_Lista de actividades_
1. Responde sobre el fragmento:
(a) ¿Cómo se llama la muestra de Laura Ferro?
(b) ¿Qué efecto tiene una sola fibra oscura sobre la partida?
(c) ¿En qué dirección se encuentra Fundación Larivière?
2. Imprime el fragmento tal cual, empezando en "En la Patagonia, una" y terminando en "libre y gratuita.".

_Fragmento proporcionado_
# # # # #

Una nube de lana cruda cuelga en Buenos Aires y cuenta la historia oculta de la oveja negra patagónica
La fotógrafa Laura Ferro convierte en arte el descarte de la industria lanera y la memoria de su padre en la muestra "Lana negra", que abre en Fundación Larivière.

En la Patagonia, una oveja negra basta para arruinar un lote entero. Cuando aparece entre las merinas, el productor la aparta sin pensarlo: una sola fibra oscura baja el precio de toda la partida. Esa lana sin valor comercial, descartada por la industria, es la materia prima de la muestra que Laura Ferro presenta desde esta semana en Fundación Larivière, en Caboto 564, con entrada libre y gratuita.

# # # # #

(Entradas de la colección)
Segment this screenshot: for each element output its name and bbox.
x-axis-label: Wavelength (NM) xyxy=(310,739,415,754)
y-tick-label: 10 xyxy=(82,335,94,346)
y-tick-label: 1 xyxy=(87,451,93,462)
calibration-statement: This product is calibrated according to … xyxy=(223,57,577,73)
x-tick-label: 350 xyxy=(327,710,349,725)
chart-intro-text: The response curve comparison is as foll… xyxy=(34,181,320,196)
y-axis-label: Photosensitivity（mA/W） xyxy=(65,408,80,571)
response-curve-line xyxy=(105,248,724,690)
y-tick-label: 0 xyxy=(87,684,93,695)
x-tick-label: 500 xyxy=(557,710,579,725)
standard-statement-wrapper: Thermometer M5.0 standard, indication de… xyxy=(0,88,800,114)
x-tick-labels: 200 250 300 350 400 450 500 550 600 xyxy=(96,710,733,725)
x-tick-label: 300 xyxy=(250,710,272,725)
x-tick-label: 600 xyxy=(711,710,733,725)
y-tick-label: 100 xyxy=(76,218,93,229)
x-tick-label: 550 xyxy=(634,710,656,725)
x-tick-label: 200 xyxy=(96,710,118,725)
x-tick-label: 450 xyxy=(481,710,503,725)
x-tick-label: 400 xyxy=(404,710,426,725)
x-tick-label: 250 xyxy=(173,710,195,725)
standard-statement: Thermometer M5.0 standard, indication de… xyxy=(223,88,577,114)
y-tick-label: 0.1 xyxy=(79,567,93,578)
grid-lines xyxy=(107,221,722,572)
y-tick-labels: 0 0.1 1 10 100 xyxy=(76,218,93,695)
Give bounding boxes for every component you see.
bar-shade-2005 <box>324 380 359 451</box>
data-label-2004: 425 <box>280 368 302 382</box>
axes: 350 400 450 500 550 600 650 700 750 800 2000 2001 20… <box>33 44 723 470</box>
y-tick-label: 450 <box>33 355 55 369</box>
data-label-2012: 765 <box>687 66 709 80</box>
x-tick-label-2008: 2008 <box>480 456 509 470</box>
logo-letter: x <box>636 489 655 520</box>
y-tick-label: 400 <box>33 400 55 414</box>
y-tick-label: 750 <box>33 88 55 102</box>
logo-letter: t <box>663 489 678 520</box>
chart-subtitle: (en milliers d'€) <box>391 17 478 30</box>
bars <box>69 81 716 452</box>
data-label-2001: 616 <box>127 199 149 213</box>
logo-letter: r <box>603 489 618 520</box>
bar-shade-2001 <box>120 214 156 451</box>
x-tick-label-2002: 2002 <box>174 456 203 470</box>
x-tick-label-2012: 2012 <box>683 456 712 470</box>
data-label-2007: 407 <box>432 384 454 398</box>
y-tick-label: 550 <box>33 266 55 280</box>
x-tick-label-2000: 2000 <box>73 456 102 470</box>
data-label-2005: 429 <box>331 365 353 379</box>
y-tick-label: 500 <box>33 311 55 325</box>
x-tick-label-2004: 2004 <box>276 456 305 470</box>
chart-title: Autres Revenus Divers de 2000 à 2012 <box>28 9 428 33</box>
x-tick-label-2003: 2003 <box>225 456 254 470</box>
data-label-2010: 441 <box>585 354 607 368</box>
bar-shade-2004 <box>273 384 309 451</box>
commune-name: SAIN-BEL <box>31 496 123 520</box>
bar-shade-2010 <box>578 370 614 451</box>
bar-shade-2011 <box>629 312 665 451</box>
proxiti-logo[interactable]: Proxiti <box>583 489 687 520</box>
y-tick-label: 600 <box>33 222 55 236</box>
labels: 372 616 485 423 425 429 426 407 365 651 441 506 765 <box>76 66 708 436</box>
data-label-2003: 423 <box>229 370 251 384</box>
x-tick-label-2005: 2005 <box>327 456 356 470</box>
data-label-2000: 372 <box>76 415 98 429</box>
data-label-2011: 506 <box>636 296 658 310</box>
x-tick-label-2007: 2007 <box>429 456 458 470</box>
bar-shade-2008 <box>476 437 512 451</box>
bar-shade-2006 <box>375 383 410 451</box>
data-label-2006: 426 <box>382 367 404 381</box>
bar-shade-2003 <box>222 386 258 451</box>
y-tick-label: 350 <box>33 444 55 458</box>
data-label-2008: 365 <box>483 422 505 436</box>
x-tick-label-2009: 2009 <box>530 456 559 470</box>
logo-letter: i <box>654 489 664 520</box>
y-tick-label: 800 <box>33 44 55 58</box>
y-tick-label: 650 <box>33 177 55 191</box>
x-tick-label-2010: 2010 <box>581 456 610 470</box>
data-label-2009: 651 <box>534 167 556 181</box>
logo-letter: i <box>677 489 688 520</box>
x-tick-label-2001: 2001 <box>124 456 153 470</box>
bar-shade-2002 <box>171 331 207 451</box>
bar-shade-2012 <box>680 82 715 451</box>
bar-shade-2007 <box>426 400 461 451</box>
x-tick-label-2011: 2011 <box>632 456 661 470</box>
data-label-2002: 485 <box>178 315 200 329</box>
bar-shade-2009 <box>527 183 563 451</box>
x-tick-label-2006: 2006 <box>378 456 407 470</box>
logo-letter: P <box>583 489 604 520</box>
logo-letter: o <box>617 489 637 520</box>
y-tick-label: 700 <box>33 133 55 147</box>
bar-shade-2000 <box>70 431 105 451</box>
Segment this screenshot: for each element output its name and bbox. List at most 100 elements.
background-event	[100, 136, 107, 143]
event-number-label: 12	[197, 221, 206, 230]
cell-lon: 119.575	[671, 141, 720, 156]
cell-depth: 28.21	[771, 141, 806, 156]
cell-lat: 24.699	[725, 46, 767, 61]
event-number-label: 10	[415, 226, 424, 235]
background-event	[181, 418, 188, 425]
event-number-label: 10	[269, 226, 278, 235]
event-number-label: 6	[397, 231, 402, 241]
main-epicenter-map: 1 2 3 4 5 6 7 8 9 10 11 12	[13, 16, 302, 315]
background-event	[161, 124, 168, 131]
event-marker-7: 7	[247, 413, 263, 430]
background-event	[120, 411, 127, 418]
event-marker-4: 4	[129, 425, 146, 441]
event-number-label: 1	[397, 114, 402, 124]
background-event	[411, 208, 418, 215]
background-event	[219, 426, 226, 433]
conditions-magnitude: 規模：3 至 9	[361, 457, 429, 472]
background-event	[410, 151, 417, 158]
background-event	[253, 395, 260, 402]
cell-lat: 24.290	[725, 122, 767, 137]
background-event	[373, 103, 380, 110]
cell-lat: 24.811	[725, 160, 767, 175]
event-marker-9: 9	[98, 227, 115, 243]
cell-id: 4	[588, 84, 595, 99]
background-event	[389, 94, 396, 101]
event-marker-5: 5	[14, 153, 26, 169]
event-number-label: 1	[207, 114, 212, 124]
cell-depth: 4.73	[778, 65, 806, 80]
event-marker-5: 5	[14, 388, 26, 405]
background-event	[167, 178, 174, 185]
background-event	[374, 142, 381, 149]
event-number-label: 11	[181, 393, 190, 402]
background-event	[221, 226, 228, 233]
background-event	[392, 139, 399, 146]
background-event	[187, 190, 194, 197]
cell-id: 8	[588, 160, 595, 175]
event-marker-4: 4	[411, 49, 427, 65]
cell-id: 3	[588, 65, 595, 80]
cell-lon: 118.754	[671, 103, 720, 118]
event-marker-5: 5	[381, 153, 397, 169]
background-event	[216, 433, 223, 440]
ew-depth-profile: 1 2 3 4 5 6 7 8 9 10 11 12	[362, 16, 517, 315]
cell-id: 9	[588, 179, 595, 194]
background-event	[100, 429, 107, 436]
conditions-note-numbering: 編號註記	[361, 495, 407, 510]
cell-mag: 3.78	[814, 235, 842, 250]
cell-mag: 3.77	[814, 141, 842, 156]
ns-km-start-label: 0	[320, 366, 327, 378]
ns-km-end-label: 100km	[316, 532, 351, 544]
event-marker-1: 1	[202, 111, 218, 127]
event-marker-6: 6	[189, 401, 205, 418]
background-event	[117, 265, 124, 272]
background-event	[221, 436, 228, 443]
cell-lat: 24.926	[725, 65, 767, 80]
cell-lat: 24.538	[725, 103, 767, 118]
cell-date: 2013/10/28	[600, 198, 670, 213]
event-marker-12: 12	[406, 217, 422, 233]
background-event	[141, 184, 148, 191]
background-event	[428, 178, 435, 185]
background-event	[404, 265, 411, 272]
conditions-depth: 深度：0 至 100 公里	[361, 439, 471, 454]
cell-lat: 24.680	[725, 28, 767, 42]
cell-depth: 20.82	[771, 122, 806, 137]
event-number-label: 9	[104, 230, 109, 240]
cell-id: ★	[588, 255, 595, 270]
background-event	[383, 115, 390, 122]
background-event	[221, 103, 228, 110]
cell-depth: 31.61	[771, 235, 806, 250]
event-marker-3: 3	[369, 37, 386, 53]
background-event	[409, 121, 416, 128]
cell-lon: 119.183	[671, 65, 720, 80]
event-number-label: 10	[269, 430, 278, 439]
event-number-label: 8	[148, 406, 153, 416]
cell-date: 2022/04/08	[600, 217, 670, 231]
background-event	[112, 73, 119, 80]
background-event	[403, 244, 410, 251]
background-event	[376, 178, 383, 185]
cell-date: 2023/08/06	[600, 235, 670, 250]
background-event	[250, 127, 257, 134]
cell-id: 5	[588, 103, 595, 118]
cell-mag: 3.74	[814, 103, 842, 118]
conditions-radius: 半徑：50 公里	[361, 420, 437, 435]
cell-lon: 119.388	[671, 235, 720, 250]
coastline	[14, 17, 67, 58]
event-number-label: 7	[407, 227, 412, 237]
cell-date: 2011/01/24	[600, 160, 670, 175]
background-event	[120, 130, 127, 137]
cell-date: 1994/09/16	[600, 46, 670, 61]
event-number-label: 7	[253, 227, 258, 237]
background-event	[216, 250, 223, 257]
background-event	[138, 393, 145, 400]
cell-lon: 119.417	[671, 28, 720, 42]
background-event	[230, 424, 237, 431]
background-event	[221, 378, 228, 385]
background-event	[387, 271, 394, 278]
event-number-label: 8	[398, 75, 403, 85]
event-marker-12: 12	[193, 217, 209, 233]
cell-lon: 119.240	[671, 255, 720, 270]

# # # # #

_Tareas resueltas_
1.
(a) "Lana negra".
(b) Baja el precio de toda la partida.
(c) En Caboto 564.

2.
En la Patagonia, una oveja negra basta para arruinar un lote entero. Cuando aparece entre las merinas, el productor la aparta sin pensarlo: una sola fibra oscura baja el precio de toda la partida. Esa lana sin valor comercial, descartada por la industria, es la materia prima de la muestra que Laura Ferro presenta desde esta semana en Fundación Larivière, en Caboto 564, con entrada libre y gratuita.